[Begin EXERCISE MATERIALS]

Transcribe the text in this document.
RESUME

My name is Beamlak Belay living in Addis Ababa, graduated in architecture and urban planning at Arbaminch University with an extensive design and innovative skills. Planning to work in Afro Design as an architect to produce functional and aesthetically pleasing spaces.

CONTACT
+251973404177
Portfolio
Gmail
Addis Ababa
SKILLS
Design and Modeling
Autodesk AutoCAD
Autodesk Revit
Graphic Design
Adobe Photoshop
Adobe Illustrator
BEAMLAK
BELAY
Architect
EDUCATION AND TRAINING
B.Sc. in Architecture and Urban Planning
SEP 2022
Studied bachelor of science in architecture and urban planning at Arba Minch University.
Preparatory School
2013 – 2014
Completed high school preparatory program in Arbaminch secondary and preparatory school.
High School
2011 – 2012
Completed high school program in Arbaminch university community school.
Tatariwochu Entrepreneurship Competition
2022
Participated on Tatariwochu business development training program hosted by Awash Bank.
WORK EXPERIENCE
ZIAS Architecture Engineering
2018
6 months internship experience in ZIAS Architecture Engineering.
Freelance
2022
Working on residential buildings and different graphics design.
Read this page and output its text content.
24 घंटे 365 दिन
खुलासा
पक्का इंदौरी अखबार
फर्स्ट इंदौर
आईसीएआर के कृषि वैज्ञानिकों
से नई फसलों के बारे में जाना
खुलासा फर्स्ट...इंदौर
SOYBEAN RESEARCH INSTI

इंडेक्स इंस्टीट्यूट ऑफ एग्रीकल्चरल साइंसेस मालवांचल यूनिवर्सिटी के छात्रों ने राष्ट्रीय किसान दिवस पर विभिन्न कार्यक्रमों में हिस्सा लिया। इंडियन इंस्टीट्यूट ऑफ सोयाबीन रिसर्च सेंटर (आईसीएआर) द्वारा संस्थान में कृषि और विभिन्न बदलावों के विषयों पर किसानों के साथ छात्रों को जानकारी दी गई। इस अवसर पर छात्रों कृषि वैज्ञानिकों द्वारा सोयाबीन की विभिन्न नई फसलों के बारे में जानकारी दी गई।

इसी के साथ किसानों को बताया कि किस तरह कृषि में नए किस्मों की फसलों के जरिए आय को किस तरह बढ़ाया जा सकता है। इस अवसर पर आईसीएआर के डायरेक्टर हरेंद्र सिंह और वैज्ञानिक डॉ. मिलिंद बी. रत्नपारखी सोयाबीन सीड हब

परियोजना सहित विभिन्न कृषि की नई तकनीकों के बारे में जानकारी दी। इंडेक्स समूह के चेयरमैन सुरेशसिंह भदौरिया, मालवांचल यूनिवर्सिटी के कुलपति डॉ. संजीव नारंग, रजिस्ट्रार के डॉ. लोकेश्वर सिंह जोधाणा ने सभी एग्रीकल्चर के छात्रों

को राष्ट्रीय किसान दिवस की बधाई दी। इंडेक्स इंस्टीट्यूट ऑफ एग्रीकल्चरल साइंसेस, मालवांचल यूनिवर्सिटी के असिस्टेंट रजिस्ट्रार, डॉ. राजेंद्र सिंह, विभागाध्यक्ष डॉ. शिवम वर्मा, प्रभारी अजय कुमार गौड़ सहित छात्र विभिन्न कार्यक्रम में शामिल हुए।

[End EXERCISE MATERIALS]
[Begin EXERCISE MATERIALS]

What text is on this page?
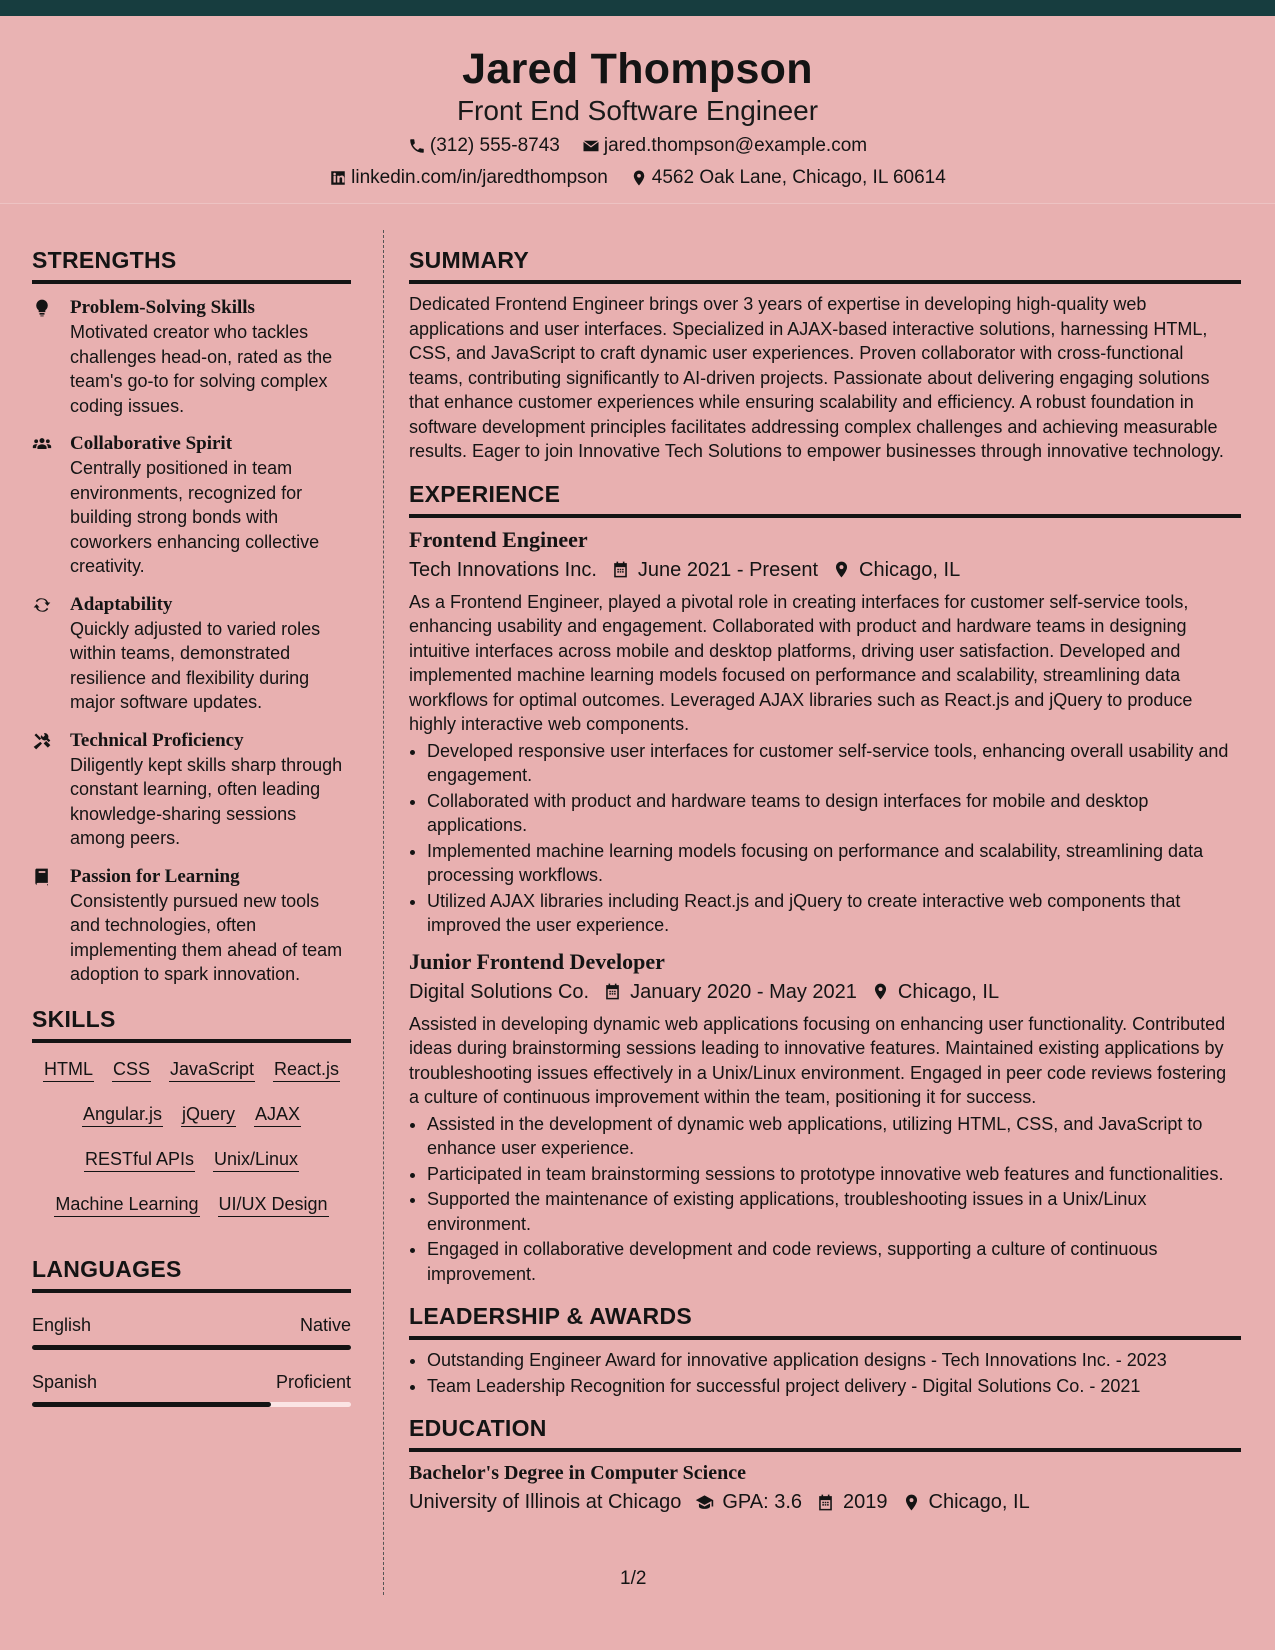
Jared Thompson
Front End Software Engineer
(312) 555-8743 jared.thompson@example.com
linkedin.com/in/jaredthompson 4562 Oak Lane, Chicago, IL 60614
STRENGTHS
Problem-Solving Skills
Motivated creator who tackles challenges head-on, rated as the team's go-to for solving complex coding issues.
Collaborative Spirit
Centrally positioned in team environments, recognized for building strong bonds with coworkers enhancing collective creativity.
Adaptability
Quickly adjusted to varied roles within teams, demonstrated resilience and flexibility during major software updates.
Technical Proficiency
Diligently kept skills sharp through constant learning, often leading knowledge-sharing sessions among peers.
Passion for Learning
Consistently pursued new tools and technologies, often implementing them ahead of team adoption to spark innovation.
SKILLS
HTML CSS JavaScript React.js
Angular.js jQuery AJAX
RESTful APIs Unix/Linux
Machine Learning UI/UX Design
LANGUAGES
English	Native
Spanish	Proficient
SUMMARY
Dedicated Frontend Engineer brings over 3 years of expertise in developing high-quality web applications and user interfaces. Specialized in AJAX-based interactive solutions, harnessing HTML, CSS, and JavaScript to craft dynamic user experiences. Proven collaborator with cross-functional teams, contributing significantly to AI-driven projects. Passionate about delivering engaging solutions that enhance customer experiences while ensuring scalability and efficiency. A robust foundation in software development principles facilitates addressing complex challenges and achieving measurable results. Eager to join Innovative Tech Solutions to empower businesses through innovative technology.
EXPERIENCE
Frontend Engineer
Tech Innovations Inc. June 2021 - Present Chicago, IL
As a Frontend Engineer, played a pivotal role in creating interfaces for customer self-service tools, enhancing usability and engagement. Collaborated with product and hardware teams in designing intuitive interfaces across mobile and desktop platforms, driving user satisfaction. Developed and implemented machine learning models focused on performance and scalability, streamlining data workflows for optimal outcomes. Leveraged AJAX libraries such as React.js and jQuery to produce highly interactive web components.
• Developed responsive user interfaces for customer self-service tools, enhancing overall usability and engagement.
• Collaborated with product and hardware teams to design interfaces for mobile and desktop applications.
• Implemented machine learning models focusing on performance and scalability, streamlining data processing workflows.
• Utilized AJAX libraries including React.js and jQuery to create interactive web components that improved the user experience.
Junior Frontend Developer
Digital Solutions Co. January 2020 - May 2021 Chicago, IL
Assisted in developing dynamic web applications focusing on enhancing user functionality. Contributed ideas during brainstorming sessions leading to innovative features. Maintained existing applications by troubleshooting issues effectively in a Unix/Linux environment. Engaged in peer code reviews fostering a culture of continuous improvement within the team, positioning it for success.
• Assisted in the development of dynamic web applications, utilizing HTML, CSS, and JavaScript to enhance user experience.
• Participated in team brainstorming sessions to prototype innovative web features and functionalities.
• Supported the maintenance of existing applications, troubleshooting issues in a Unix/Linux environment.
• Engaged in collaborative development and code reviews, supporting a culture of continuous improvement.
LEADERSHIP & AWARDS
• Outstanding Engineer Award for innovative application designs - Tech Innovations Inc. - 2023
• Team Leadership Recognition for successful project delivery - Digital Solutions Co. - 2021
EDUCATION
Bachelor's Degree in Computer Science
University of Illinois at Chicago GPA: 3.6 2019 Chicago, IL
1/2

[End EXERCISE MATERIALS]
[Begin EXERCISE MATERIALS]

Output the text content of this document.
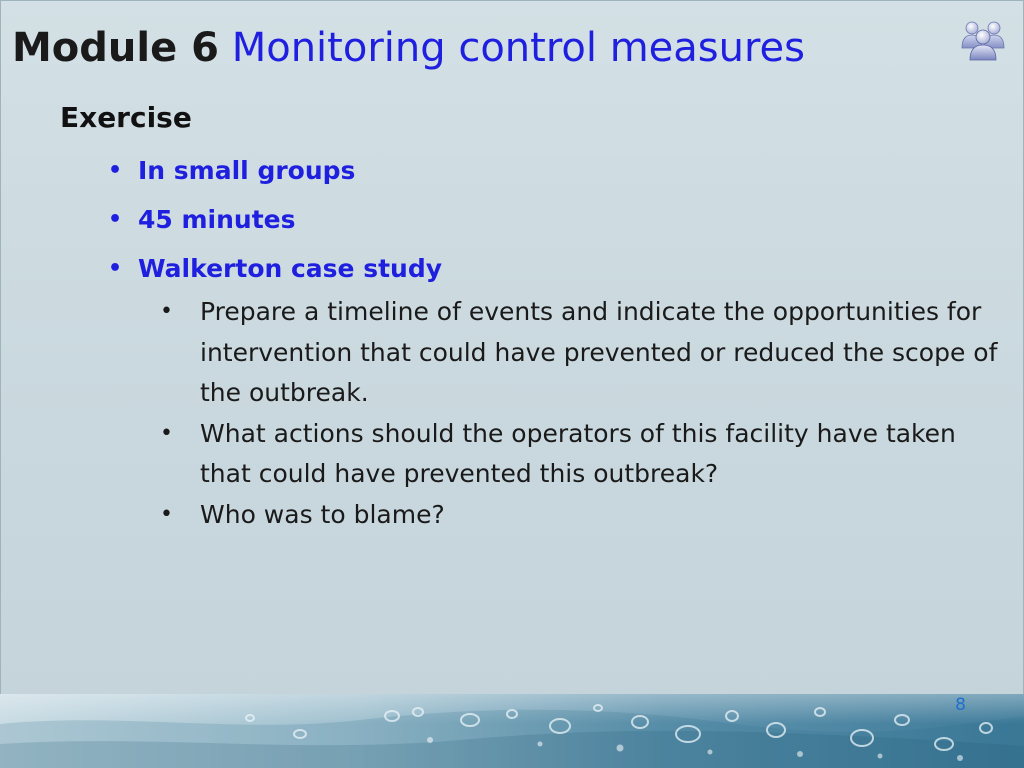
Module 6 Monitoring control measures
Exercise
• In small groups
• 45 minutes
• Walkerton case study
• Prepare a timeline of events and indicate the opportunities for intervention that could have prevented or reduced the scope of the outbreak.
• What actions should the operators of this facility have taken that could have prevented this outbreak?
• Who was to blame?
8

[End EXERCISE MATERIALS]

_JOB_. How many lines in these entries contain the string "text"? State the number and nothing more.

_WORKED SOLUTION_. 4